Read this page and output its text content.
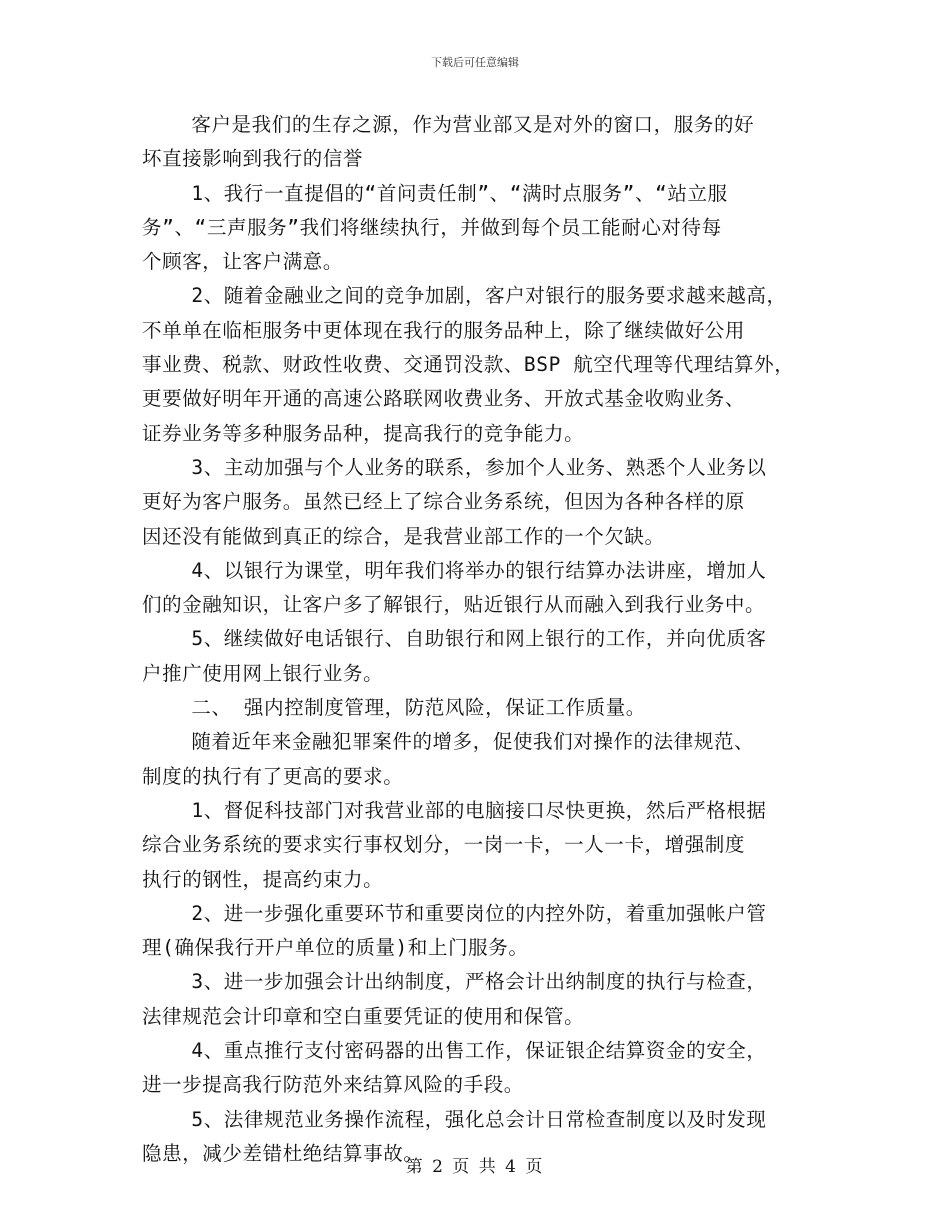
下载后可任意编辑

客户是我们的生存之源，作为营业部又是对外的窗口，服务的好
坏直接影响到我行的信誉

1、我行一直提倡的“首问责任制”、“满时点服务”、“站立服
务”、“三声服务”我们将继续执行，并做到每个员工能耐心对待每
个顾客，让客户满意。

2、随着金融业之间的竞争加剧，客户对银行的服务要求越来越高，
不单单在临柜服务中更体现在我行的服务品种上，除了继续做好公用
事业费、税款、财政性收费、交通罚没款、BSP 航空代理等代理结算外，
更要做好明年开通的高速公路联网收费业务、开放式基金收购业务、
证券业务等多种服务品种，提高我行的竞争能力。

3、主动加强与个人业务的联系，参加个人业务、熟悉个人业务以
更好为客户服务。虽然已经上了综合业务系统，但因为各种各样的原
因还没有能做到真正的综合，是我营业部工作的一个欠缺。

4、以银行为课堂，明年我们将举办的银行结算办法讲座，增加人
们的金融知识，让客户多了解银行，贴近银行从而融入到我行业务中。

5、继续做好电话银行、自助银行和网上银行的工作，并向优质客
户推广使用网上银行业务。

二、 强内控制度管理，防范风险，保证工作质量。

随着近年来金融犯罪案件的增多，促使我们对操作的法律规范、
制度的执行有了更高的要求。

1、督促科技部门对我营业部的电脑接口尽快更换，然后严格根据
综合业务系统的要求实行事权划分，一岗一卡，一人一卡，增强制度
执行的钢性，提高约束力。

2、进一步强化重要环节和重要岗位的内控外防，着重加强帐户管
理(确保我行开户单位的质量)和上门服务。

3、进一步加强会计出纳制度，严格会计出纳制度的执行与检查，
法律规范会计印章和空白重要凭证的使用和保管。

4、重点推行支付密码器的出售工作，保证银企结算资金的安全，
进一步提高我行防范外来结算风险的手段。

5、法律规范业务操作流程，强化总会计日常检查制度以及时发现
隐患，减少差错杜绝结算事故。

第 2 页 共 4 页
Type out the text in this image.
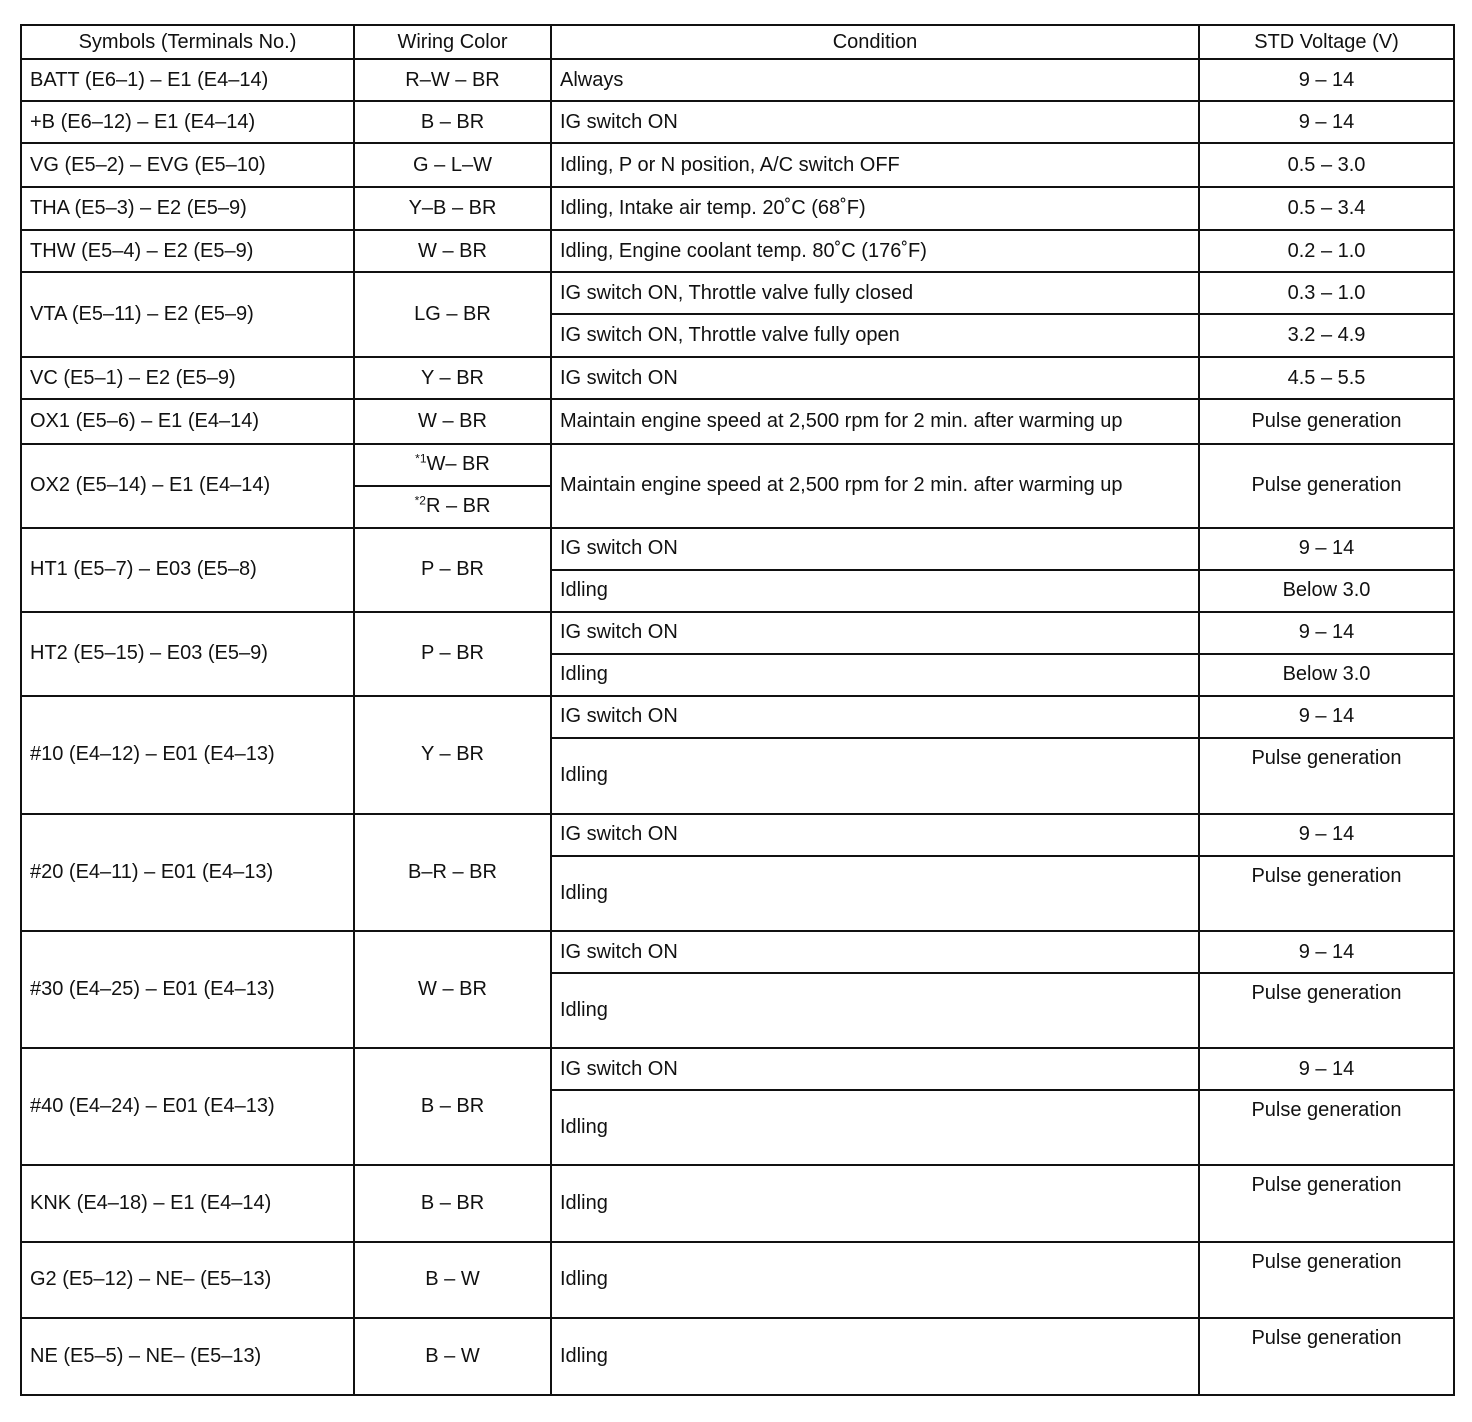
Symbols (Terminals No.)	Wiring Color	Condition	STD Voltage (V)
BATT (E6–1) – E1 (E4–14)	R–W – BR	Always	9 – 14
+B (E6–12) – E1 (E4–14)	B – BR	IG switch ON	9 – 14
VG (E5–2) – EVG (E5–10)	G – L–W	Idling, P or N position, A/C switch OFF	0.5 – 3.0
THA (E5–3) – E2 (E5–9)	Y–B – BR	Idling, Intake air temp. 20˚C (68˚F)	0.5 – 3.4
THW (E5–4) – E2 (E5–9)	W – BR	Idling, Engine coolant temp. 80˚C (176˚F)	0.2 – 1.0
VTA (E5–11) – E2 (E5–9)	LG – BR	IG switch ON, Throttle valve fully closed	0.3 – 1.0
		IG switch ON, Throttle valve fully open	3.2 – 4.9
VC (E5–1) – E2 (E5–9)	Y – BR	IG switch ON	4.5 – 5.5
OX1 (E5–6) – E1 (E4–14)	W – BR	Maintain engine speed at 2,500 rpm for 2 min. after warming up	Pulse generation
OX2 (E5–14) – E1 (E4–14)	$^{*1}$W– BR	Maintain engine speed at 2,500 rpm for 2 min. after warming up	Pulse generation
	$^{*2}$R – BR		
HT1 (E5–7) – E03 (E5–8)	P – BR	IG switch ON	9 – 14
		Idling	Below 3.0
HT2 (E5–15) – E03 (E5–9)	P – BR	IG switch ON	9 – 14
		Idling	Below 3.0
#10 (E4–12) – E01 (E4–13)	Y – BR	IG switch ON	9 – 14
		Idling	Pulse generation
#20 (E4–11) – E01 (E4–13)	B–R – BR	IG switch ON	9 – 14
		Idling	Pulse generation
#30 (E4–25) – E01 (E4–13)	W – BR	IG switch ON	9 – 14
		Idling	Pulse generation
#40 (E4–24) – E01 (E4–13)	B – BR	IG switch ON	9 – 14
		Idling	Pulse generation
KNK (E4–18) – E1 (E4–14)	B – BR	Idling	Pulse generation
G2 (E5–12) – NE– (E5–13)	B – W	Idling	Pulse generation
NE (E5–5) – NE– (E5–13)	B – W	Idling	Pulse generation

=-=-=-=-=

**GOAL:** Check each line above for the string "valve" and show the ones that have it.

**RESULT FOR THIS TASK:**
VTA (E5–11) – E2 (E5–9)	LG – BR	IG switch ON, Throttle valve fully closed	0.3 – 1.0
		IG switch ON, Throttle valve fully open	3.2 – 4.9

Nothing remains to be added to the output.